_Job:_
Extract every line that contains the word "range".

++++++++++

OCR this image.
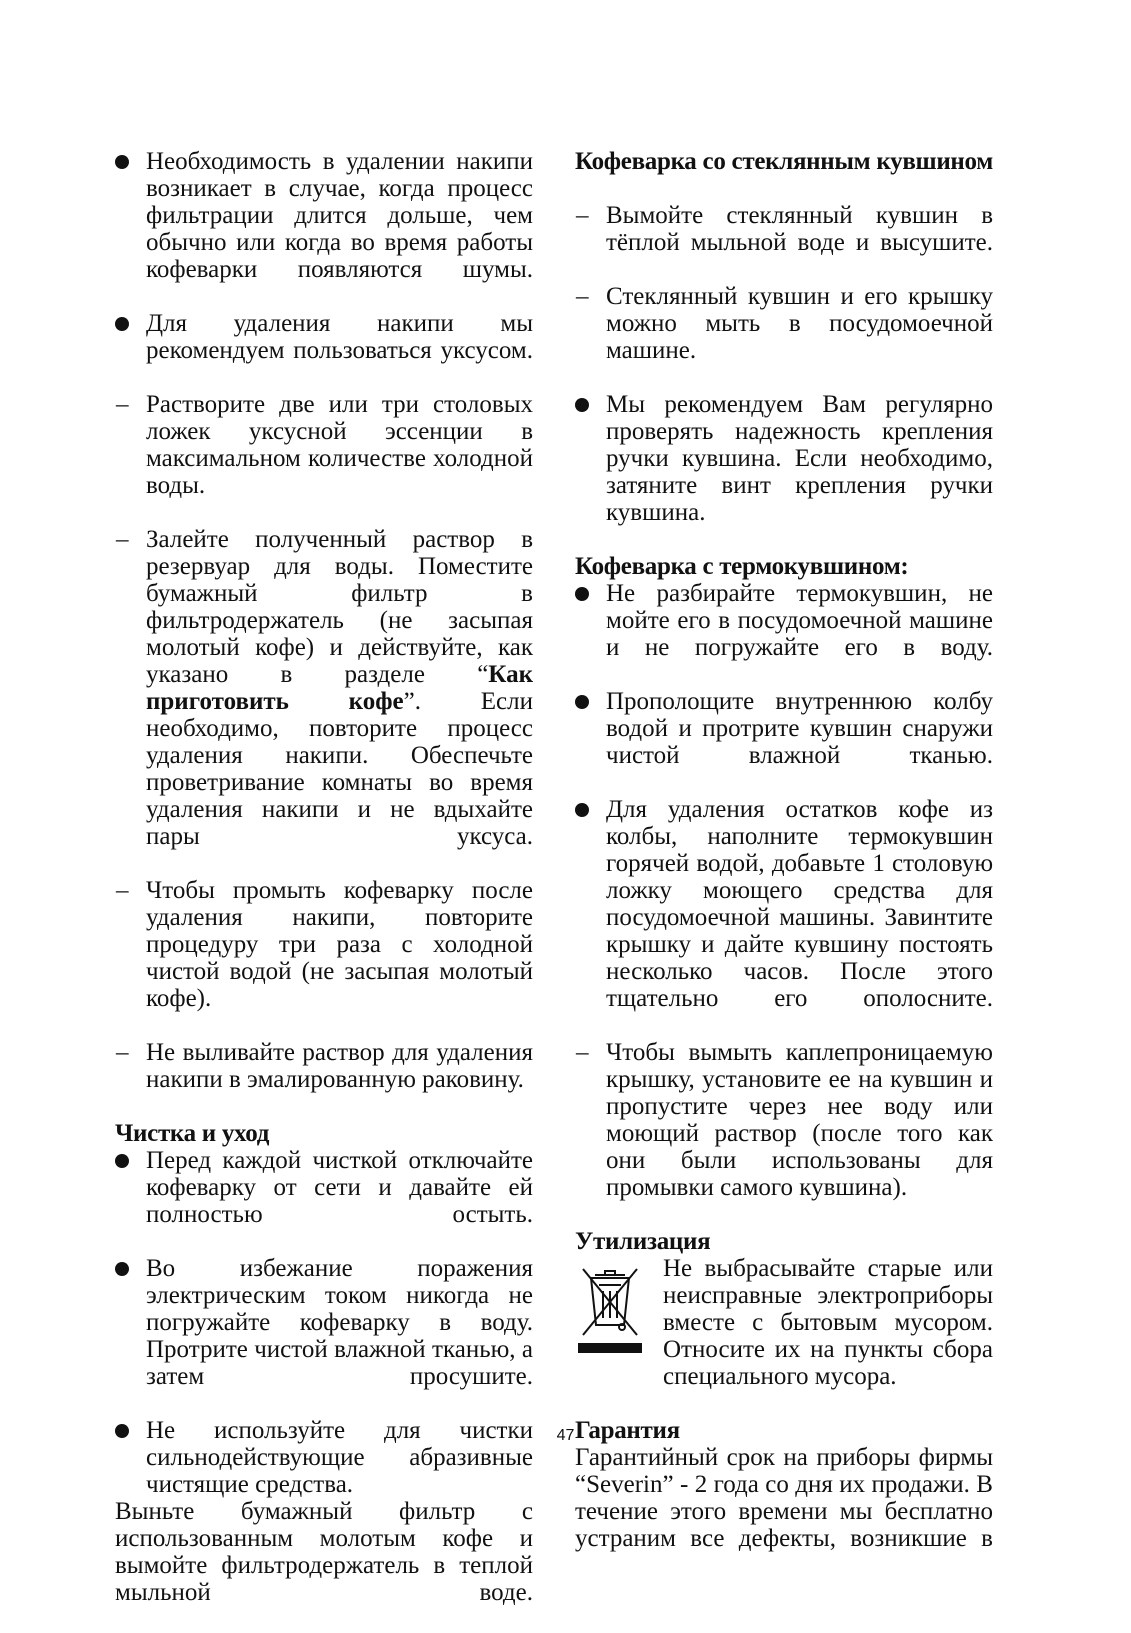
Необходимость в удалении накипи возникает в случае, когда процесс фильтрации длится дольше, чем обычно или когда во время работы кофеварки появляются шумы.
Для удаления накипи мы рекомендуем пользоваться уксусом.
Растворите две или три столовых ложек уксусной эссенции в максимальном количестве холодной воды.
Залейте полученный раствор в резервуар для воды. Поместите бумажный фильтр в фильтродержатель (не засыпая молотый кофе) и действуйте, как указано в разделе “Как приготовить кофе”. Если необходимо, повторите процесс удаления накипи. Обеспечьте проветривание комнаты во время удаления накипи и не вдыхайте пары уксуса.
Чтобы промыть кофеварку после удаления накипи, повторите процедуру три раза с холодной чистой водой (не засыпая молотый кофе).
Не выливайте раствор для удаления накипи в эмалированную раковину.
Чистка и уход
Перед каждой чисткой отключайте кофеварку от сети и давайте ей полностью остыть.
Во избежание поражения электрическим током никогда не погружайте кофеварку в воду. Протрите чистой влажной тканью, а затем просушите.
Не используйте для чистки сильнодействующие абразивные чистящие средства.
Выньте бумажный фильтр с использованным молотым кофе и вымойте фильтродержатель в теплой мыльной воде.
Кофеварка со стеклянным кувшином
Вымойте стеклянный кувшин в тёплой мыльной воде и высушите.
Стеклянный кувшин и его крышку можно мыть в посудомоечной машине.
Мы рекомендуем Вам регулярно проверять надежность крепления ручки кувшина. Если необходимо, затяните винт крепления ручки кувшина.
Кофеварка с термокувшином:
Не разбирайте термокувшин, не мойте его в посудомоечной машине и не погружайте его в воду.
Прополощите внутреннюю колбу водой и протрите кувшин снаружи чистой влажной тканью.
Для удаления остатков кофе из колбы, наполните термокувшин горячей водой, добавьте 1 столовую ложку моющего средства для посудомоечной машины. Завинтите крышку и дайте кувшину постоять несколько часов. После этого тщательно его ополосните.
Чтобы вымыть каплепроницаемую крышку, установите ее на кувшин и пропустите через нее воду или моющий раствор (после того как они были использованы для промывки самого кувшина).
Утилизация
Не выбрасывайте старые или неисправные электроприборы вместе с бытовым мусором. Относите их на пункты сбора специального мусора.
Гарантия
Гарантийный срок на приборы фирмы “Severin” - 2 года со дня их продажи. В течение этого времени мы бесплатно устраним все дефекты, возникшие в
47
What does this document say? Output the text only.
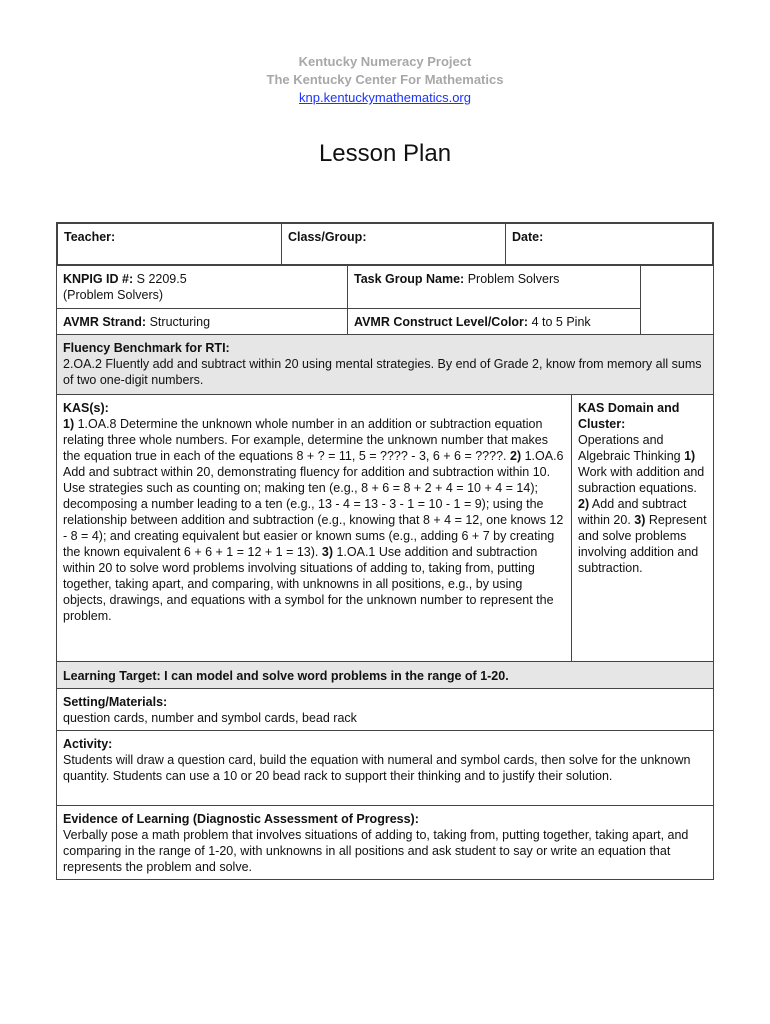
Kentucky Numeracy Project
The Kentucky Center For Mathematics
knp.kentuckymathematics.org
Lesson Plan
Teacher:	Class/Group:	Date:
KNPIG ID #: S 2209.5
(Problem Solvers)
Task Group Name: Problem Solvers
AVMR Strand: Structuring	AVMR Construct Level/Color: 4 to 5 Pink
Fluency Benchmark for RTI:
2.OA.2 Fluently add and subtract within 20 using mental strategies. By end of Grade 2, know from memory all sums of two one-digit numbers.
KAS(s):
1) 1.OA.8 Determine the unknown whole number in an addition or subtraction equation relating three whole numbers. For example, determine the unknown number that makes the equation true in each of the equations 8 + ? = 11, 5 = ???? - 3, 6 + 6 = ????. 2) 1.OA.6 Add and subtract within 20, demonstrating fluency for addition and subtraction within 10. Use strategies such as counting on; making ten (e.g., 8 + 6 = 8 + 2 + 4 = 10 + 4 = 14); decomposing a number leading to a ten (e.g., 13 - 4 = 13 - 3 - 1 = 10 - 1 = 9); using the relationship between addition and subtraction (e.g., knowing that 8 + 4 = 12, one knows 12 - 8 = 4); and creating equivalent but easier or known sums (e.g., adding 6 + 7 by creating the known equivalent 6 + 6 + 1 = 12 + 1 = 13). 3) 1.OA.1 Use addition and subtraction within 20 to solve word problems involving situations of adding to, taking from, putting together, taking apart, and comparing, with unknowns in all positions, e.g., by using objects, drawings, and equations with a symbol for the unknown number to represent the problem.
KAS Domain and Cluster:
Operations and Algebraic Thinking 1) Work with addition and subraction equations. 2) Add and subtract within 20. 3) Represent and solve problems involving addition and subtraction.
Learning Target: I can model and solve word problems in the range of 1-20.
Setting/Materials:
question cards, number and symbol cards, bead rack
Activity:
Students will draw a question card, build the equation with numeral and symbol cards, then solve for the unknown quantity. Students can use a 10 or 20 bead rack to support their thinking and to justify their solution.
Evidence of Learning (Diagnostic Assessment of Progress):
Verbally pose a math problem that involves situations of adding to, taking from, putting together, taking apart, and comparing in the range of 1-20, with unknowns in all positions and ask student to say or write an equation that represents the problem and solve.
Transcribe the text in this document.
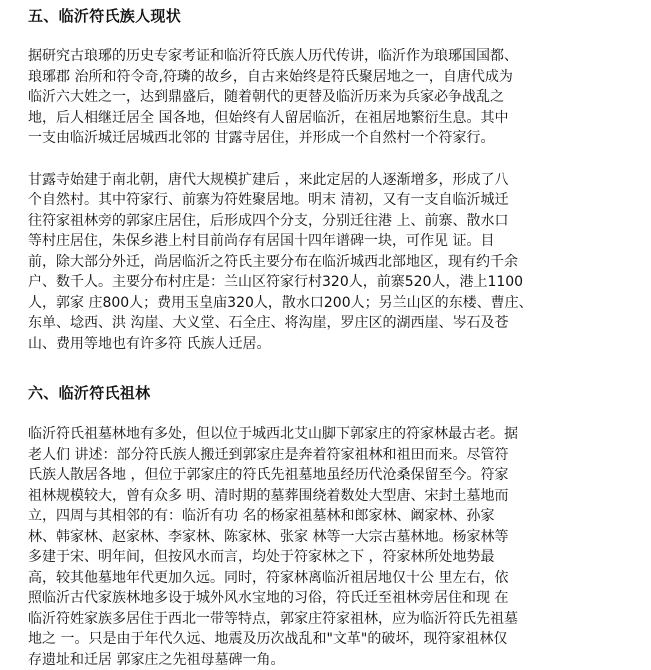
五、临沂符氏族人现状

据研究古琅琊的历史专家考证和临沂符氏族人历代传讲，临沂作为琅琊国国都、
琅琊郡 治所和符令奇,符璘的故乡，自古来始终是符氏聚居地之一，自唐代成为
临沂六大姓之一，达到鼎盛后，随着朝代的更替及临沂历来为兵家必争战乱之
地，后人相继迁居全 国各地，但始终有人留居临沂，在祖居地繁衍生息。其中
一支由临沂城迁居城西北邻的 甘露寺居住，并形成一个自然村一个符家行。

甘露寺始建于南北朝，唐代大规模扩建后 ，来此定居的人逐渐增多，形成了八
个自然村。其中符家行、前寨为符姓聚居地。明末 清初，又有一支自临沂城迁
往符家祖林旁的郭家庄居住，后形成四个分支，分别迁往港 上、前寨、散水口
等村庄居住，朱保乡港上村目前尚存有居国十四年谱碑一块，可作见 证。目
前，除大部分外迁，尚居临沂之符氏主要分布在临沂城西北部地区，现有约千余
户、数千人。主要分布村庄是：兰山区符家行村320人，前寨520人，港上1100
人，郭家 庄800人；费用玉皇庙320人，散水口200人；另兰山区的东楼、曹庄、
东单、埝西、洪 沟崖、大义堂、石全庄、将沟崖，罗庄区的湖西崖、岑石及苍
山、费用等地也有许多符 氏族人迁居。

六、临沂符氏祖林

临沂符氏祖墓林地有多处，但以位于城西北艾山脚下郭家庄的符家林最古老。据
老人们 讲述：部分符氏族人搬迁到郭家庄是奔着符家祖林和祖田而来。尽管符
氏族人散居各地 ，但位于郭家庄的符氏先祖墓地虽经历代沧桑保留至今。符家
祖林规模较大，曾有众多 明、清时期的墓葬围绕着数处大型唐、宋封土墓地而
立，四周与其相邻的有：临沂有功 名的杨家祖墓林和郎家林、阚家林、孙家
林、韩家林、赵家林、李家林、陈家林、张家 林等一大宗古墓林地。杨家林等
多建于宋、明年间，但按风水而言，均处于符家林之下 ，符家林所处地势最
高，较其他墓地年代更加久远。同时，符家林离临沂祖居地仅十公 里左右，依
照临沂古代家族林地多设于城外风水宝地的习俗，符氏迁至祖林旁居住和现 在
临沂符姓家族多居住于西北一带等特点，郭家庄符家祖林，应为临沂符氏先祖墓
地之 一。只是由于年代久远、地震及历次战乱和"文革"的破坏，现符家祖林仅
存遗址和迁居 郭家庄之先祖母墓碑一角。
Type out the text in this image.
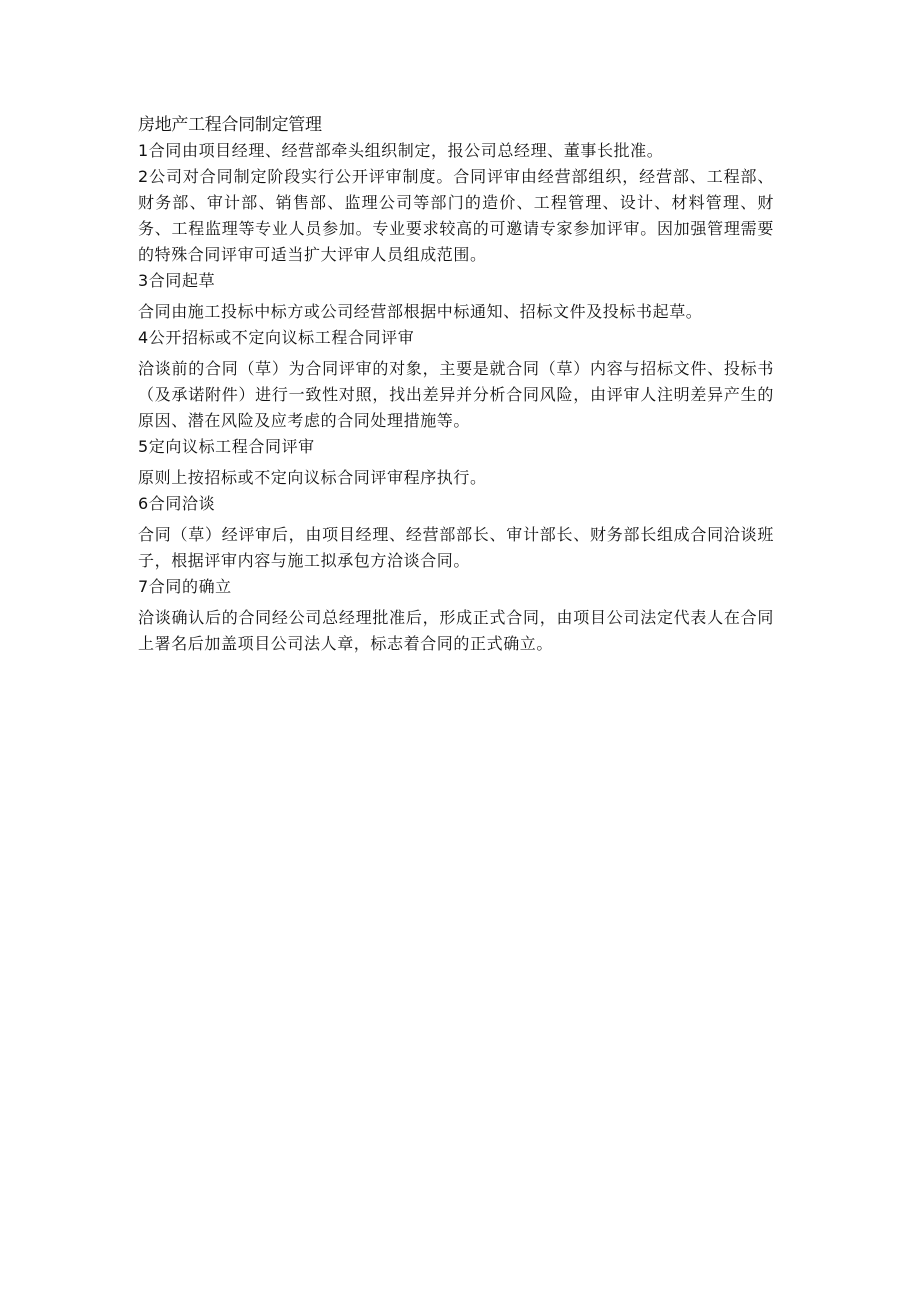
房地产工程合同制定管理

1合同由项目经理、经营部牵头组织制定，报公司总经理、董事长批准。

2公司对合同制定阶段实行公开评审制度。合同评审由经营部组织，经营部、工程部、财务部、审计部、销售部、监理公司等部门的造价、工程管理、设计、材料管理、财务、工程监理等专业人员参加。专业要求较高的可邀请专家参加评审。因加强管理需要的特殊合同评审可适当扩大评审人员组成范围。

3合同起草

合同由施工投标中标方或公司经营部根据中标通知、招标文件及投标书起草。

4公开招标或不定向议标工程合同评审

洽谈前的合同（草）为合同评审的对象，主要是就合同（草）内容与招标文件、投标书（及承诺附件）进行一致性对照，找出差异并分析合同风险，由评审人注明差异产生的原因、潜在风险及应考虑的合同处理措施等。

5定向议标工程合同评审

原则上按招标或不定向议标合同评审程序执行。

6合同洽谈

合同（草）经评审后，由项目经理、经营部部长、审计部长、财务部长组成合同洽谈班子，根据评审内容与施工拟承包方洽谈合同。

7合同的确立

洽谈确认后的合同经公司总经理批准后，形成正式合同，由项目公司法定代表人在合同上署名后加盖项目公司法人章，标志着合同的正式确立。
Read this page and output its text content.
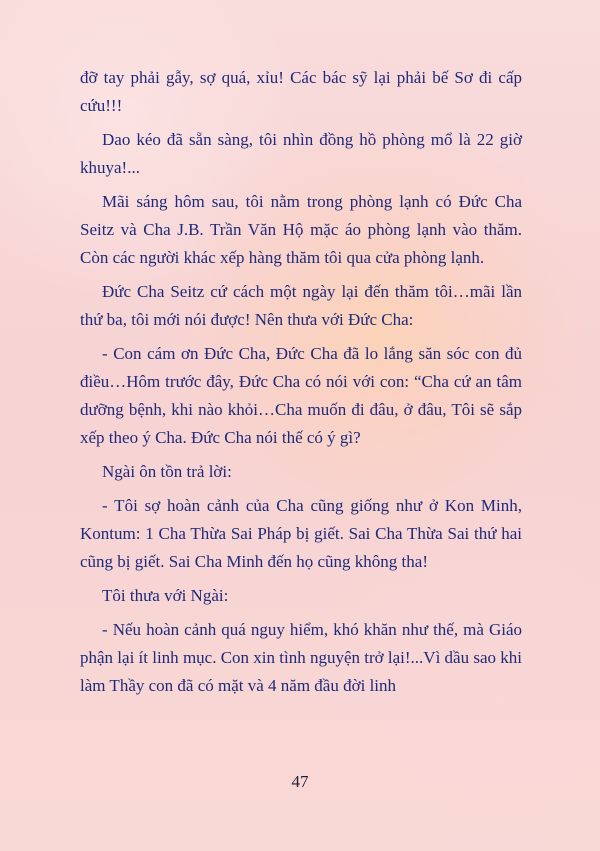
đỡ tay phải gẫy, sợ quá, xỉu! Các bác sỹ lại phải bế Sơ đi cấp cứu!!!

Dao kéo đã sẵn sàng, tôi nhìn đồng hồ phòng mổ là 22 giờ khuya!...

Mãi sáng hôm sau, tôi nằm trong phòng lạnh có Đức Cha Seitz và Cha J.B. Trần Văn Hộ mặc áo phòng lạnh vào thăm. Còn các người khác xếp hàng thăm tôi qua cửa phòng lạnh.

Đức Cha Seitz cứ cách một ngày lại đến thăm tôi…mãi lần thứ ba, tôi mới nói được! Nên thưa với Đức Cha:

- Con cám ơn Đức Cha, Đức Cha đã lo lắng săn sóc con đủ điều…Hôm trước đây, Đức Cha có nói với con: “Cha cứ an tâm dưỡng bệnh, khi nào khỏi…Cha muốn đi đâu, ở đâu, Tôi sẽ sắp xếp theo ý Cha. Đức Cha nói thế có ý gì?

Ngài ôn tồn trả lời:

- Tôi sợ hoàn cảnh của Cha cũng giống như ở Kon Minh, Kontum: 1 Cha Thừa Sai Pháp bị giết. Sai Cha Thừa Sai thứ hai cũng bị giết. Sai Cha Minh đến họ cũng không tha!

Tôi thưa với Ngài:

- Nếu hoàn cảnh quá nguy hiểm, khó khăn như thế, mà Giáo phận lại ít linh mục. Con xin tình nguyện trở lại!...Vì dầu sao khi làm Thầy con đã có mặt và 4 năm đầu đời linh

47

++++++++++

_Answer below:_
Learning Target: I can model and solve word problems in the range of 1-20.
Verbally pose a math problem that involves situations of adding to, taking from, putting together, taking apart, and comparing in the range of 1-20, with unknowns in all positions and ask student to say or write an equation that represents the problem and solve.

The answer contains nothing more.